- Task objective:
Return the material below in full and exactly.
◇ ◇ ◇ ◇ ◇
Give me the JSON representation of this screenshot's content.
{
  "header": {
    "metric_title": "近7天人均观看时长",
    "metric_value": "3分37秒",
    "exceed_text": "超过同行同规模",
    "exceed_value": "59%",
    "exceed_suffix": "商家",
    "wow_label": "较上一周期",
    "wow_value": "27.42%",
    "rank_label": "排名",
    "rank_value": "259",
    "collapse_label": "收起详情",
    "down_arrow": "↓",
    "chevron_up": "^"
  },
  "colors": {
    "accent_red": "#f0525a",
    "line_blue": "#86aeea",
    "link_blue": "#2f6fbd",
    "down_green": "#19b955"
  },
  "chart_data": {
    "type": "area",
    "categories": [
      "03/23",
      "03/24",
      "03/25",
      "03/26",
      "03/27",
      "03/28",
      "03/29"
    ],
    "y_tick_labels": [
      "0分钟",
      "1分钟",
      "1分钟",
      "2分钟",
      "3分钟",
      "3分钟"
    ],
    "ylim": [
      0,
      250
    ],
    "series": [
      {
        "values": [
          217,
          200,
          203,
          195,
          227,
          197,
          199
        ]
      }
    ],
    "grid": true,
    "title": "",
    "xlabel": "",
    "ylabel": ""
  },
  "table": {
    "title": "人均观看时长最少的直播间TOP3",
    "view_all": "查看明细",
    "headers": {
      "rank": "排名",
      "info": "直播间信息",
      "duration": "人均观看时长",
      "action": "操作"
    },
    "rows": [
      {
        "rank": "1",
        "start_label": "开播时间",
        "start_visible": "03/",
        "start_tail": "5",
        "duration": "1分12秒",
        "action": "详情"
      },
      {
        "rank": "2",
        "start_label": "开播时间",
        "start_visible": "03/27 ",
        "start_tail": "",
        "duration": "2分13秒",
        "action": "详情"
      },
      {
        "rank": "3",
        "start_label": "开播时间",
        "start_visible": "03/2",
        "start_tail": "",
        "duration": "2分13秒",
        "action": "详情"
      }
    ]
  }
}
◇ ◇ ◇ ◇ ◇
- Complete output:
Give me the JSON representation of this screenshot's content.
{
  "header": {
    "metric_title": "近7天人均观看时长",
    "metric_value": "3分37秒",
    "exceed_text": "超过同行同规模",
    "exceed_value": "59%",
    "exceed_suffix": "商家",
    "wow_label": "较上一周期",
    "wow_value": "27.42%",
    "rank_label": "排名",
    "rank_value": "259",
    "collapse_label": "收起详情",
    "down_arrow": "↓",
    "chevron_up": "^"
  },
  "colors": {
    "accent_red": "#f0525a",
    "line_blue": "#86aeea",
    "link_blue": "#2f6fbd",
    "down_green": "#19b955"
  },
  "chart_data": {
    "type": "area",
    "categories": [
      "03/23",
      "03/24",
      "03/25",
      "03/26",
      "03/27",
      "03/28",
      "03/29"
    ],
    "y_tick_labels": [
      "0分钟",
      "1分钟",
      "1分钟",
      "2分钟",
      "3分钟",
      "3分钟"
    ],
    "ylim": [
      0,
      250
    ],
    "series": [
      {
        "values": [
          217,
          200,
          203,
          195,
          227,
          197,
          199
        ]
      }
    ],
    "grid": true,
    "title": "",
    "xlabel": "",
    "ylabel": ""
  },
  "table": {
    "title": "人均观看时长最少的直播间TOP3",
    "view_all": "查看明细",
    "headers": {
      "rank": "排名",
      "info": "直播间信息",
      "duration": "人均观看时长",
      "action": "操作"
    },
    "rows": [
      {
        "rank": "1",
        "start_label": "开播时间",
        "start_visible": "03/",
        "start_tail": "5",
        "duration": "1分12秒",
        "action": "详情"
      },
      {
        "rank": "2",
        "start_label": "开播时间",
        "start_visible": "03/27 ",
        "start_tail": "",
        "duration": "2分13秒",
        "action": "详情"
      },
      {
        "rank": "3",
        "start_label": "开播时间",
        "start_visible": "03/2",
        "start_tail": "",
        "duration": "2分13秒",
        "action": "详情"
      }
    ]
  }
}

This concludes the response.